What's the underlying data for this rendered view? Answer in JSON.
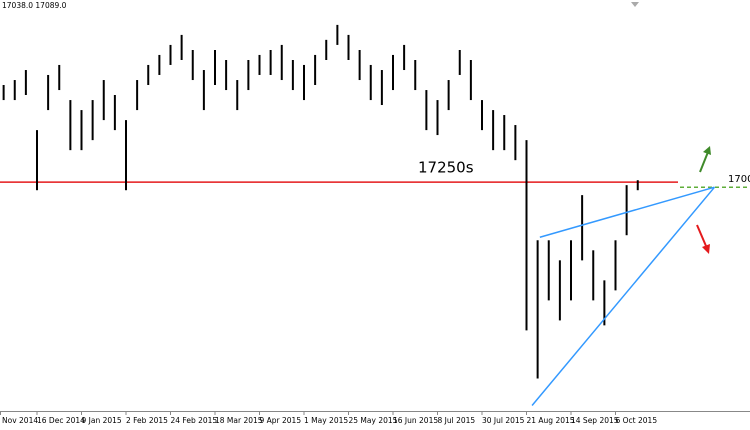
{
  "chart_data": {
    "type": "bars",
    "legend_text": "17038.0 17089.0",
    "categories": [
      "Nov 2014",
      null,
      null,
      null,
      "16 Dec 2014",
      null,
      null,
      null,
      "9 Jan 2015",
      null,
      null,
      null,
      "2 Feb 2015",
      null,
      null,
      null,
      "24 Feb 2015",
      null,
      null,
      null,
      "18 Mar 2015",
      null,
      null,
      null,
      "9 Apr 2015",
      null,
      null,
      null,
      "1 May 2015",
      null,
      null,
      null,
      "25 May 2015",
      null,
      null,
      null,
      "16 Jun 2015",
      null,
      null,
      null,
      "8 Jul 2015",
      null,
      null,
      null,
      "30 Jul 2015",
      null,
      null,
      null,
      "21 Aug 2015",
      null,
      null,
      null,
      "14 Sep 2015",
      null,
      null,
      null,
      "6 Oct 2015",
      null,
      null
    ],
    "high": [
      17760,
      17802,
      17843,
      17926,
      17428,
      17885,
      17968,
      17677,
      17594,
      17677,
      17843,
      17719,
      17511,
      17843,
      17968,
      18051,
      18134,
      18217,
      18092,
      17926,
      18092,
      18009,
      17843,
      18009,
      18051,
      18092,
      18134,
      18009,
      17968,
      18051,
      18176,
      18300,
      18217,
      18092,
      17968,
      17926,
      18051,
      18134,
      18009,
      17760,
      17677,
      17843,
      18092,
      18009,
      17677,
      17594,
      17553,
      17470,
      17345,
      16515,
      16515,
      16349,
      16515,
      16889,
      16432,
      16183,
      16515,
      16972,
      17013
    ],
    "low": [
      17640,
      17677,
      17677,
      17719,
      16930,
      17594,
      17760,
      17262,
      17262,
      17345,
      17511,
      17428,
      16930,
      17594,
      17802,
      17885,
      17968,
      18009,
      17843,
      17594,
      17802,
      17760,
      17594,
      17760,
      17885,
      17885,
      17843,
      17760,
      17677,
      17802,
      18009,
      18134,
      18009,
      17843,
      17677,
      17636,
      17760,
      17926,
      17760,
      17428,
      17387,
      17594,
      17885,
      17677,
      17428,
      17262,
      17262,
      17179,
      15768,
      15370,
      16017,
      15851,
      16017,
      16349,
      16017,
      15810,
      16100,
      16557,
      16930
    ],
    "color": "#000000",
    "ylim": [
      15150,
      18440
    ],
    "hline": {
      "value": 16997,
      "color": "#e41a1c"
    },
    "annotation": "17250s",
    "dashed_line": {
      "value": 16955,
      "color": "#5fae3a",
      "label": "1700"
    },
    "trendlines": [
      {
        "color": "#3399ff",
        "x": [
          49.2,
          64.9
        ],
        "y": [
          16540,
          16955
        ]
      },
      {
        "color": "#3399ff",
        "x": [
          48.5,
          64.9
        ],
        "y": [
          15146,
          16955
        ]
      }
    ]
  }
}
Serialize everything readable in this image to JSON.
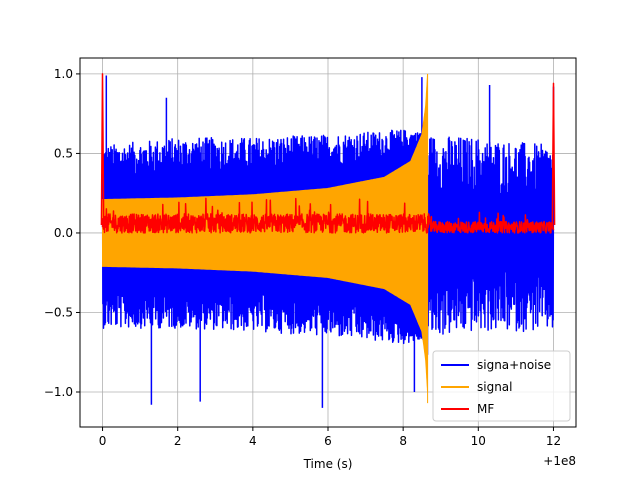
{
  "chart_data": {
    "type": "line",
    "title": "",
    "xlabel": "Time (s)",
    "ylabel": "",
    "x_offset_text": "+1e8",
    "xlim": [
      -0.6,
      12.6
    ],
    "ylim": [
      -1.22,
      1.1
    ],
    "xticks": [
      0,
      2,
      4,
      6,
      8,
      10,
      12
    ],
    "xtick_labels": [
      "0",
      "2",
      "4",
      "6",
      "8",
      "10",
      "12"
    ],
    "yticks": [
      1.0,
      0.5,
      0.0,
      -0.5,
      -1.0
    ],
    "ytick_labels": [
      "1.0",
      "0.5",
      "0.0",
      "−0.5",
      "−1.0"
    ],
    "grid": true,
    "legend_position": "lower-right",
    "series": [
      {
        "name": "signa+noise",
        "color": "#0000ff",
        "description": "dense noisy trace from 0 to 12, envelope roughly ±0.6 with spikes to about ±1.0",
        "x_range": [
          0,
          12
        ],
        "upper_envelope": [
          [
            0,
            0.55
          ],
          [
            2,
            0.6
          ],
          [
            4,
            0.6
          ],
          [
            6,
            0.62
          ],
          [
            8,
            0.65
          ],
          [
            8.65,
            0.62
          ],
          [
            10,
            0.6
          ],
          [
            12,
            0.55
          ]
        ],
        "lower_envelope": [
          [
            0,
            -0.6
          ],
          [
            2,
            -0.6
          ],
          [
            4,
            -0.62
          ],
          [
            6,
            -0.65
          ],
          [
            8,
            -0.7
          ],
          [
            8.65,
            -0.66
          ],
          [
            10,
            -0.62
          ],
          [
            12,
            -0.62
          ]
        ],
        "peaks": [
          [
            0.1,
            0.99
          ],
          [
            1.7,
            0.85
          ],
          [
            8.5,
            0.98
          ],
          [
            10.3,
            0.93
          ],
          [
            12,
            0.92
          ]
        ],
        "troughs": [
          [
            1.3,
            -1.08
          ],
          [
            2.6,
            -1.06
          ],
          [
            5.85,
            -1.1
          ],
          [
            8.3,
            -1.0
          ]
        ]
      },
      {
        "name": "signal",
        "color": "#ffa500",
        "description": "chirp filled band with growing amplitude, ending abruptly at t ≈ 8.65",
        "x_range": [
          0,
          8.65
        ],
        "amplitude": [
          [
            0,
            0.21
          ],
          [
            2,
            0.22
          ],
          [
            4,
            0.24
          ],
          [
            6,
            0.28
          ],
          [
            7.5,
            0.35
          ],
          [
            8.2,
            0.45
          ],
          [
            8.5,
            0.62
          ],
          [
            8.6,
            0.8
          ],
          [
            8.65,
            1.0
          ]
        ],
        "min_value": -1.07
      },
      {
        "name": "MF",
        "color": "#ff0000",
        "description": "matched filter output, noisy around 0.05 with peaks at both ends",
        "x_range": [
          0,
          12
        ],
        "baseline_band": [
          0.0,
          0.12
        ],
        "peaks": [
          [
            0.0,
            1.0
          ],
          [
            12.0,
            0.94
          ]
        ]
      }
    ]
  }
}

■ Exercise aim: Write the records out once more, exactly as they appear, with no pictures.

■ Result:
What's the underlying data for this rendered view? Answer in JSON.
{
  "chart_data": {
    "type": "bars",
    "legend_text": "17038.0 17089.0",
    "categories": [
      "Nov 2014",
      null,
      null,
      null,
      "16 Dec 2014",
      null,
      null,
      null,
      "9 Jan 2015",
      null,
      null,
      null,
      "2 Feb 2015",
      null,
      null,
      null,
      "24 Feb 2015",
      null,
      null,
      null,
      "18 Mar 2015",
      null,
      null,
      null,
      "9 Apr 2015",
      null,
      null,
      null,
      "1 May 2015",
      null,
      null,
      null,
      "25 May 2015",
      null,
      null,
      null,
      "16 Jun 2015",
      null,
      null,
      null,
      "8 Jul 2015",
      null,
      null,
      null,
      "30 Jul 2015",
      null,
      null,
      null,
      "21 Aug 2015",
      null,
      null,
      null,
      "14 Sep 2015",
      null,
      null,
      null,
      "6 Oct 2015",
      null,
      null
    ],
    "high": [
      17760,
      17802,
      17843,
      17926,
      17428,
      17885,
      17968,
      17677,
      17594,
      17677,
      17843,
      17719,
      17511,
      17843,
      17968,
      18051,
      18134,
      18217,
      18092,
      17926,
      18092,
      18009,
      17843,
      18009,
      18051,
      18092,
      18134,
      18009,
      17968,
      18051,
      18176,
      18300,
      18217,
      18092,
      17968,
      17926,
      18051,
      18134,
      18009,
      17760,
      17677,
      17843,
      18092,
      18009,
      17677,
      17594,
      17553,
      17470,
      17345,
      16515,
      16515,
      16349,
      16515,
      16889,
      16432,
      16183,
      16515,
      16972,
      17013
    ],
    "low": [
      17640,
      17677,
      17677,
      17719,
      16930,
      17594,
      17760,
      17262,
      17262,
      17345,
      17511,
      17428,
      16930,
      17594,
      17802,
      17885,
      17968,
      18009,
      17843,
      17594,
      17802,
      17760,
      17594,
      17760,
      17885,
      17885,
      17843,
      17760,
      17677,
      17802,
      18009,
      18134,
      18009,
      17843,
      17677,
      17636,
      17760,
      17926,
      17760,
      17428,
      17387,
      17594,
      17885,
      17677,
      17428,
      17262,
      17262,
      17179,
      15768,
      15370,
      16017,
      15851,
      16017,
      16349,
      16017,
      15810,
      16100,
      16557,
      16930
    ],
    "color": "#000000",
    "ylim": [
      15150,
      18440
    ],
    "hline": {
      "value": 16997,
      "color": "#e41a1c"
    },
    "annotation": "17250s",
    "dashed_line": {
      "value": 16955,
      "color": "#5fae3a",
      "label": "1700"
    },
    "trendlines": [
      {
        "color": "#3399ff",
        "x": [
          49.2,
          64.9
        ],
        "y": [
          16540,
          16955
        ]
      },
      {
        "color": "#3399ff",
        "x": [
          48.5,
          64.9
        ],
        "y": [
          15146,
          16955
        ]
      }
    ]
  }
}
Serialize everything readable in this image to JSON.
{
  "chart_data": {
    "type": "line",
    "title": "",
    "xlabel": "Time (s)",
    "ylabel": "",
    "x_offset_text": "+1e8",
    "xlim": [
      -0.6,
      12.6
    ],
    "ylim": [
      -1.22,
      1.1
    ],
    "xticks": [
      0,
      2,
      4,
      6,
      8,
      10,
      12
    ],
    "xtick_labels": [
      "0",
      "2",
      "4",
      "6",
      "8",
      "10",
      "12"
    ],
    "yticks": [
      1.0,
      0.5,
      0.0,
      -0.5,
      -1.0
    ],
    "ytick_labels": [
      "1.0",
      "0.5",
      "0.0",
      "−0.5",
      "−1.0"
    ],
    "grid": true,
    "legend_position": "lower-right",
    "series": [
      {
        "name": "signa+noise",
        "color": "#0000ff",
        "description": "dense noisy trace from 0 to 12, envelope roughly ±0.6 with spikes to about ±1.0",
        "x_range": [
          0,
          12
        ],
        "upper_envelope": [
          [
            0,
            0.55
          ],
          [
            2,
            0.6
          ],
          [
            4,
            0.6
          ],
          [
            6,
            0.62
          ],
          [
            8,
            0.65
          ],
          [
            8.65,
            0.62
          ],
          [
            10,
            0.6
          ],
          [
            12,
            0.55
          ]
        ],
        "lower_envelope": [
          [
            0,
            -0.6
          ],
          [
            2,
            -0.6
          ],
          [
            4,
            -0.62
          ],
          [
            6,
            -0.65
          ],
          [
            8,
            -0.7
          ],
          [
            8.65,
            -0.66
          ],
          [
            10,
            -0.62
          ],
          [
            12,
            -0.62
          ]
        ],
        "peaks": [
          [
            0.1,
            0.99
          ],
          [
            1.7,
            0.85
          ],
          [
            8.5,
            0.98
          ],
          [
            10.3,
            0.93
          ],
          [
            12,
            0.92
          ]
        ],
        "troughs": [
          [
            1.3,
            -1.08
          ],
          [
            2.6,
            -1.06
          ],
          [
            5.85,
            -1.1
          ],
          [
            8.3,
            -1.0
          ]
        ]
      },
      {
        "name": "signal",
        "color": "#ffa500",
        "description": "chirp filled band with growing amplitude, ending abruptly at t ≈ 8.65",
        "x_range": [
          0,
          8.65
        ],
        "amplitude": [
          [
            0,
            0.21
          ],
          [
            2,
            0.22
          ],
          [
            4,
            0.24
          ],
          [
            6,
            0.28
          ],
          [
            7.5,
            0.35
          ],
          [
            8.2,
            0.45
          ],
          [
            8.5,
            0.62
          ],
          [
            8.6,
            0.8
          ],
          [
            8.65,
            1.0
          ]
        ],
        "min_value": -1.07
      },
      {
        "name": "MF",
        "color": "#ff0000",
        "description": "matched filter output, noisy around 0.05 with peaks at both ends",
        "x_range": [
          0,
          12
        ],
        "baseline_band": [
          0.0,
          0.12
        ],
        "peaks": [
          [
            0.0,
            1.0
          ],
          [
            12.0,
            0.94
          ]
        ]
      }
    ]
  }
}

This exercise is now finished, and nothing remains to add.